Saved entries
* Start *
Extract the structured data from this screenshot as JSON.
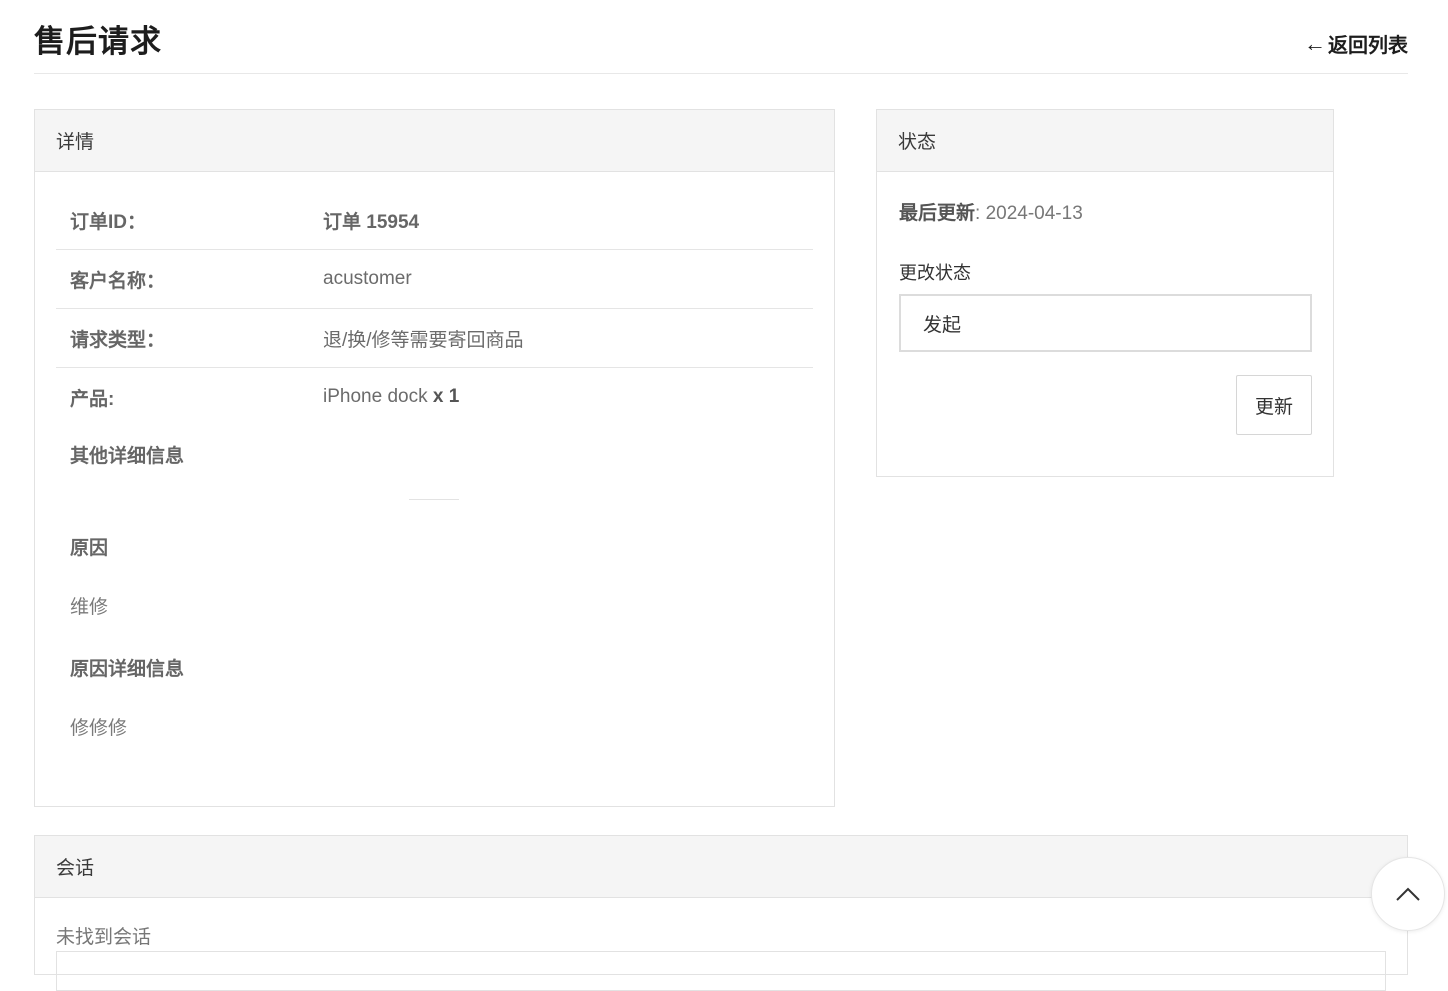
{
  "header": {
    "title": "售后请求",
    "back_arrow": "←",
    "back_label": "返回列表"
  },
  "details": {
    "heading": "详情",
    "rows": [
      {
        "label": "订单ID：",
        "value": "订单 15954"
      },
      {
        "label": "客户名称：",
        "value": "acustomer"
      },
      {
        "label": "请求类型：",
        "value": "退/换/修等需要寄回商品"
      },
      {
        "label": "产品:",
        "value": "iPhone dock",
        "qty": "x 1"
      }
    ],
    "other_info_title": "其他详细信息",
    "reason_title": "原因",
    "reason_value": "维修",
    "reason_detail_title": "原因详细信息",
    "reason_detail_value": "修修修"
  },
  "status": {
    "heading": "状态",
    "last_update_label": "最后更新",
    "last_update_value": ": 2024-04-13",
    "change_label": "更改状态",
    "selected": "发起",
    "update_button": "更新"
  },
  "conversation": {
    "heading": "会话",
    "empty_text": "未找到会话"
  },
  "icons": {
    "scroll_top": "chevron-up-icon"
  }
}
* End *
To be done:
Every entry above should be duplicated exactly. Do not include the images.

Result below:
Extract the structured data from this screenshot as JSON.
{
  "header": {
    "title": "售后请求",
    "back_arrow": "←",
    "back_label": "返回列表"
  },
  "details": {
    "heading": "详情",
    "rows": [
      {
        "label": "订单ID：",
        "value": "订单 15954"
      },
      {
        "label": "客户名称：",
        "value": "acustomer"
      },
      {
        "label": "请求类型：",
        "value": "退/换/修等需要寄回商品"
      },
      {
        "label": "产品:",
        "value": "iPhone dock",
        "qty": "x 1"
      }
    ],
    "other_info_title": "其他详细信息",
    "reason_title": "原因",
    "reason_value": "维修",
    "reason_detail_title": "原因详细信息",
    "reason_detail_value": "修修修"
  },
  "status": {
    "heading": "状态",
    "last_update_label": "最后更新",
    "last_update_value": ": 2024-04-13",
    "change_label": "更改状态",
    "selected": "发起",
    "update_button": "更新"
  },
  "conversation": {
    "heading": "会话",
    "empty_text": "未找到会话"
  },
  "icons": {
    "scroll_top": "chevron-up-icon"
  }
}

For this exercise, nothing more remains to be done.